[Set problem] How many lines of the data hold the word "nous"? State the number and nothing else.

[Entries taken from a collection]
--- begin ---

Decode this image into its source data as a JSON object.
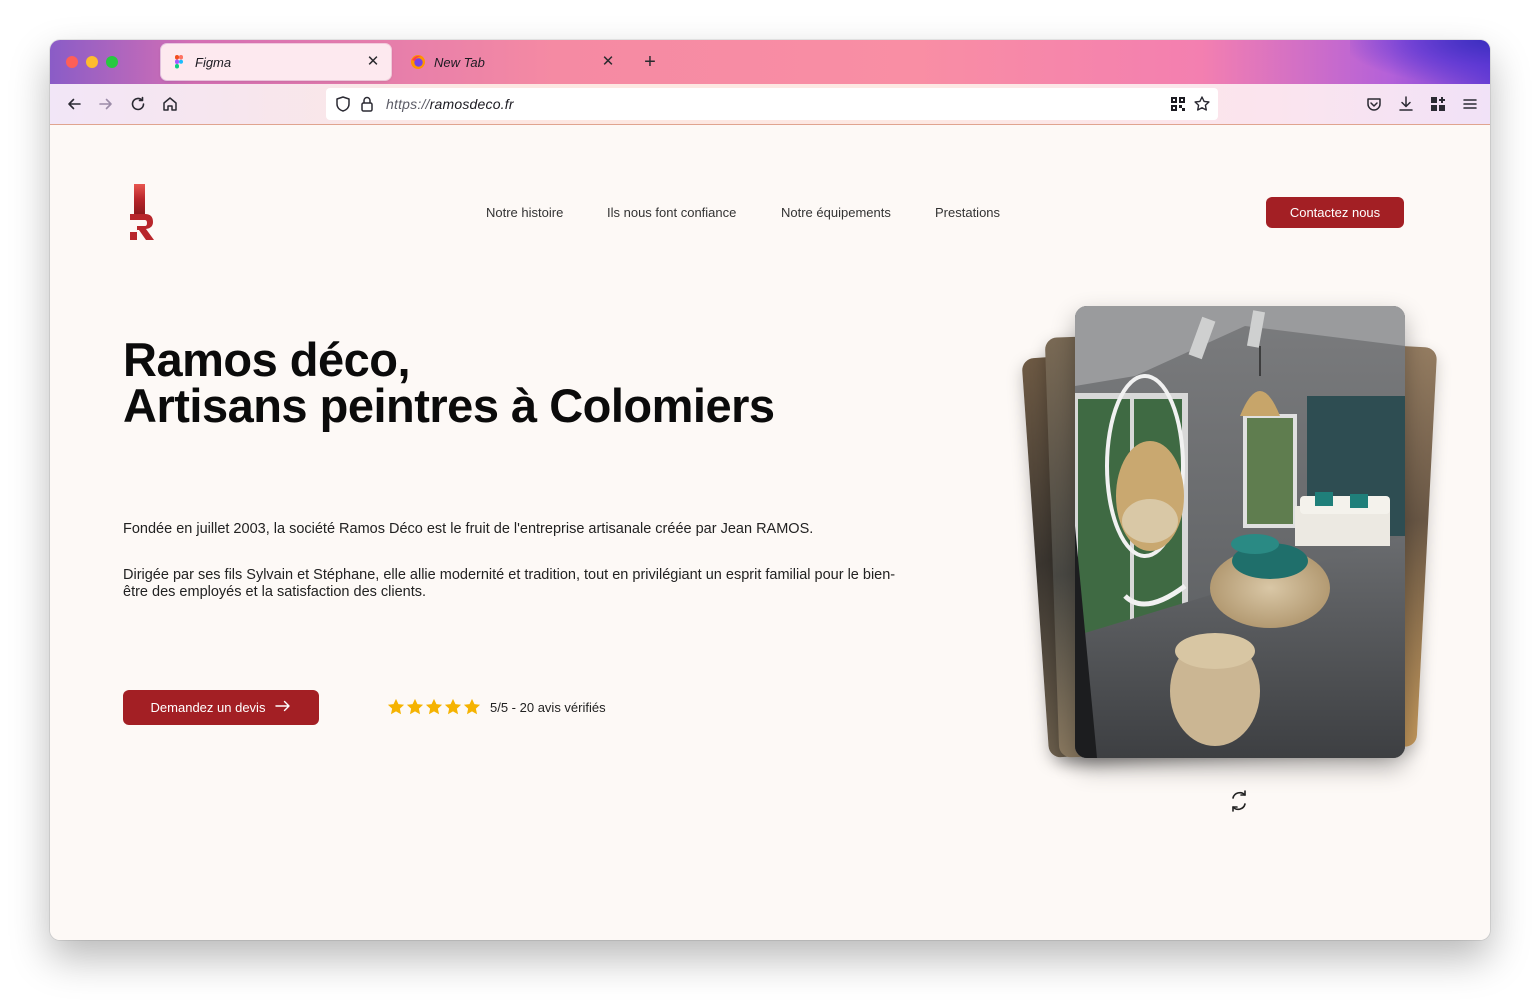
{
  "browser": {
    "tabs": [
      {
        "title": "Figma",
        "active": true
      },
      {
        "title": "New Tab",
        "active": false
      }
    ],
    "url_protocol": "https://",
    "url_host": "ramosdeco.fr",
    "toolbar_icons": [
      "back-icon",
      "forward-icon",
      "reload-icon",
      "home-icon",
      "shield-icon",
      "lock-icon",
      "qr-code-icon",
      "bookmark-star-icon",
      "pocket-icon",
      "download-icon",
      "extensions-icon",
      "menu-icon"
    ]
  },
  "site": {
    "nav": [
      "Notre histoire",
      "Ils nous font confiance",
      "Notre équipements",
      "Prestations"
    ],
    "contact_button": "Contactez nous",
    "hero": {
      "title_line1": "Ramos déco,",
      "title_line2": "Artisans peintres à Colomiers",
      "paragraph1": "Fondée en juillet 2003, la société Ramos Déco est le fruit de l'entreprise artisanale créée par Jean RAMOS.",
      "paragraph2": "Dirigée par ses fils Sylvain et Stéphane, elle allie modernité et tradition, tout en privilégiant un esprit familial pour le bien-être des employés et la satisfaction des clients.",
      "quote_button": "Demandez un devis",
      "rating_stars": 5,
      "rating_text": "5/5 - 20 avis vérifiés"
    },
    "colors": {
      "brand_red": "#a31f24",
      "page_bg": "#fdf9f6",
      "star": "#f5b301"
    }
  }
}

--- end ---

[Worked solution] 2